• _What is needed_
Pick out every line with the word "마음검사" and copy it.

• _Records for the task_

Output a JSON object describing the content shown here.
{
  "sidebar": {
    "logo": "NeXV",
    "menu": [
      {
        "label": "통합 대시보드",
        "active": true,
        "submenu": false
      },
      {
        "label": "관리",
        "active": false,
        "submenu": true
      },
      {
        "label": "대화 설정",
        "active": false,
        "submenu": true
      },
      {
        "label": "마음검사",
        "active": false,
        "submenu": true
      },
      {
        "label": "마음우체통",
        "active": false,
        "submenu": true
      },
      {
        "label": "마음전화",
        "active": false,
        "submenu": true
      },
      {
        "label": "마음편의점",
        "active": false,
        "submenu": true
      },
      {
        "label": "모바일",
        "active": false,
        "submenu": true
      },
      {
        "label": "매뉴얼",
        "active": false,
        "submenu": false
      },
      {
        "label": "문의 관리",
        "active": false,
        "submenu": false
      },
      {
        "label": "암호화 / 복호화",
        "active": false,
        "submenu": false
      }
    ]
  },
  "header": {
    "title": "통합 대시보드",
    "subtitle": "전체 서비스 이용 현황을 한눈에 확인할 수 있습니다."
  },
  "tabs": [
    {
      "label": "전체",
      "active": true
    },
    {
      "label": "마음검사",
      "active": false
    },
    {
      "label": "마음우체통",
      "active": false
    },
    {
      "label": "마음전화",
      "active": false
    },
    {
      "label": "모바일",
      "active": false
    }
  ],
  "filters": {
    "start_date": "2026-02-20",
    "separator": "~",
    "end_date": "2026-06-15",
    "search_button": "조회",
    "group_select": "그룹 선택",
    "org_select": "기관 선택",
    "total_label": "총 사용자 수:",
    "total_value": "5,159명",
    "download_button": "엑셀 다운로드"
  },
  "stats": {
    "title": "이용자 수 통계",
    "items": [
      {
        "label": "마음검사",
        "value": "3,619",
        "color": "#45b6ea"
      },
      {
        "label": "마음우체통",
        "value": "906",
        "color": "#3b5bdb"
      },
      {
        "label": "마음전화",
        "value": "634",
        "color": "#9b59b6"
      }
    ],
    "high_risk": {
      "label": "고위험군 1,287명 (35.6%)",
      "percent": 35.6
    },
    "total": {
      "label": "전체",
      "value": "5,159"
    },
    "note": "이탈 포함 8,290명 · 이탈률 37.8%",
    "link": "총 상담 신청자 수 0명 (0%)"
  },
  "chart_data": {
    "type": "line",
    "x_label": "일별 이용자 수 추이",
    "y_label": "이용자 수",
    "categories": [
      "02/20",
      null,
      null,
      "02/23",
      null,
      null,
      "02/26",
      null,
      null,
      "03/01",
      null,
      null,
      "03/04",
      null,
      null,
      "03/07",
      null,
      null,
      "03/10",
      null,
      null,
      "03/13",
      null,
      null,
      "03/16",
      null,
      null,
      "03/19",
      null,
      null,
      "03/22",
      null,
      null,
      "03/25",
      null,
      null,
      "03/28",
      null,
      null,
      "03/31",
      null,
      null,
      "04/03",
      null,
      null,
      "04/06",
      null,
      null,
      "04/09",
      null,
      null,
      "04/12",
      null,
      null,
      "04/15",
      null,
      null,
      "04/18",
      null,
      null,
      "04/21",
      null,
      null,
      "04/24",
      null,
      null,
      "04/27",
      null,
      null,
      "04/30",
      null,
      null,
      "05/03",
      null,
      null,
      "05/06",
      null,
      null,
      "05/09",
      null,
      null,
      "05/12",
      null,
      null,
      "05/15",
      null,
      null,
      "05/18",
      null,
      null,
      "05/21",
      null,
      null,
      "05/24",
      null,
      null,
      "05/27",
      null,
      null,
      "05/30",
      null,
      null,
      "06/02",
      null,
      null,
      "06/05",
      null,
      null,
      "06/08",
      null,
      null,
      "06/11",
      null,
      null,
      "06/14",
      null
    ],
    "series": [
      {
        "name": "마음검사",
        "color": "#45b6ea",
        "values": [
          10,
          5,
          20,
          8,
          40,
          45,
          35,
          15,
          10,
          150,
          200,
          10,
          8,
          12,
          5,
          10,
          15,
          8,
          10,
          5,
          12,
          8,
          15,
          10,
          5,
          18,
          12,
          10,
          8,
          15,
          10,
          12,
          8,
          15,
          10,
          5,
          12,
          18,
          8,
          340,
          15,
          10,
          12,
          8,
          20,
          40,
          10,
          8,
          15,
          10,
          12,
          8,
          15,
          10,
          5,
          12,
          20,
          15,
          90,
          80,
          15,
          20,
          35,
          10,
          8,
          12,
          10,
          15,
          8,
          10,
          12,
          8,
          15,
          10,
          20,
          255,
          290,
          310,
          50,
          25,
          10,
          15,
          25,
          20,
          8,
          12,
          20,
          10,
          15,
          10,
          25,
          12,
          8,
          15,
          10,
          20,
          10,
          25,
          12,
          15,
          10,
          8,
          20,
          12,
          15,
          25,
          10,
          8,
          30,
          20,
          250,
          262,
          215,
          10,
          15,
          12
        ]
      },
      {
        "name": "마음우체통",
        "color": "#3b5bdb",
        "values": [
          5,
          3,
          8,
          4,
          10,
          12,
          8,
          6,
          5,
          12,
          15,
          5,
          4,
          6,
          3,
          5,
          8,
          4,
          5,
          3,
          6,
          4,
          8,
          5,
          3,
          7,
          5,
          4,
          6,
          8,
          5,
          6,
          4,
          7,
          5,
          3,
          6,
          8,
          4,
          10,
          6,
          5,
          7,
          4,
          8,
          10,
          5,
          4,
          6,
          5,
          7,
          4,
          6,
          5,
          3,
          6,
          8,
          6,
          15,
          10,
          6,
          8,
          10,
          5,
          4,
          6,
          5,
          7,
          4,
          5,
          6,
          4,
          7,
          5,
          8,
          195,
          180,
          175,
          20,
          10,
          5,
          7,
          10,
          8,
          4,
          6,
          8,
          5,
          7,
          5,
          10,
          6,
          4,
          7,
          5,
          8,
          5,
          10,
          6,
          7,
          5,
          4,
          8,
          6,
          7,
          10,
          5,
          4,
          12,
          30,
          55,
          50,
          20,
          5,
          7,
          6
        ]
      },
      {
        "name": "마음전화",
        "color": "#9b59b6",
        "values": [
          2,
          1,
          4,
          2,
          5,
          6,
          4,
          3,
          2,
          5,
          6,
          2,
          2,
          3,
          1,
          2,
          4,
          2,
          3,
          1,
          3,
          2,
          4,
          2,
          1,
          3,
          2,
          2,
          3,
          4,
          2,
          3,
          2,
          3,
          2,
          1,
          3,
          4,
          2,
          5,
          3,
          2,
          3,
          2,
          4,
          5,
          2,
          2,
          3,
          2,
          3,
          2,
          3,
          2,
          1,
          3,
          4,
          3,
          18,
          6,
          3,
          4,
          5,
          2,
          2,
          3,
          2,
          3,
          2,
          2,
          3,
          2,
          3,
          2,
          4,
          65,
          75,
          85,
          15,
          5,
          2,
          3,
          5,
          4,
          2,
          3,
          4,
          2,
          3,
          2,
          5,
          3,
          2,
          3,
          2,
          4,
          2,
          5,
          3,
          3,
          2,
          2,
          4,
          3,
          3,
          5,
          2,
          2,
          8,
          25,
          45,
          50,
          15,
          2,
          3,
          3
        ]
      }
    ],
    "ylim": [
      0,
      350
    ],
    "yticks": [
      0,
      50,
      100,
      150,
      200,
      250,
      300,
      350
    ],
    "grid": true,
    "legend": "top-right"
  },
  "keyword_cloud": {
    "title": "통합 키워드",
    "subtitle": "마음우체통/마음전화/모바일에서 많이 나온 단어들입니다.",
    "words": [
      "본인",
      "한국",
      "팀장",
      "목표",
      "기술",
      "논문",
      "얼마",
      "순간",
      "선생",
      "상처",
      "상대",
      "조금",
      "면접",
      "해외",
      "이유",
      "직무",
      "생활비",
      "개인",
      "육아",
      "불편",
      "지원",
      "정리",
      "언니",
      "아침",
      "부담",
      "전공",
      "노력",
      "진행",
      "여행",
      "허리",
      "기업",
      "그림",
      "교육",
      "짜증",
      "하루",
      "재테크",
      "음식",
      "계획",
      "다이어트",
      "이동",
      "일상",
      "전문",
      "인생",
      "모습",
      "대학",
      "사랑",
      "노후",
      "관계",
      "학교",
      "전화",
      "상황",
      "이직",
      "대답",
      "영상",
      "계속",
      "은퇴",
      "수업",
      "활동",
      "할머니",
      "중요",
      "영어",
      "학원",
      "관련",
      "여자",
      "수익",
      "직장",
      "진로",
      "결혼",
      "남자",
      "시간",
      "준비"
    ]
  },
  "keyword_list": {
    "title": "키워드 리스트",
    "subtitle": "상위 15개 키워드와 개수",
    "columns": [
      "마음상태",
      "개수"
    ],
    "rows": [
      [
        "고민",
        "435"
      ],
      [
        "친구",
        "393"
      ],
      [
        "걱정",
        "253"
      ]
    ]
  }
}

• _Solution for this problem_
        "label": "마음검사",
      "label": "마음검사",
        "label": "마음검사",
        "name": "마음검사",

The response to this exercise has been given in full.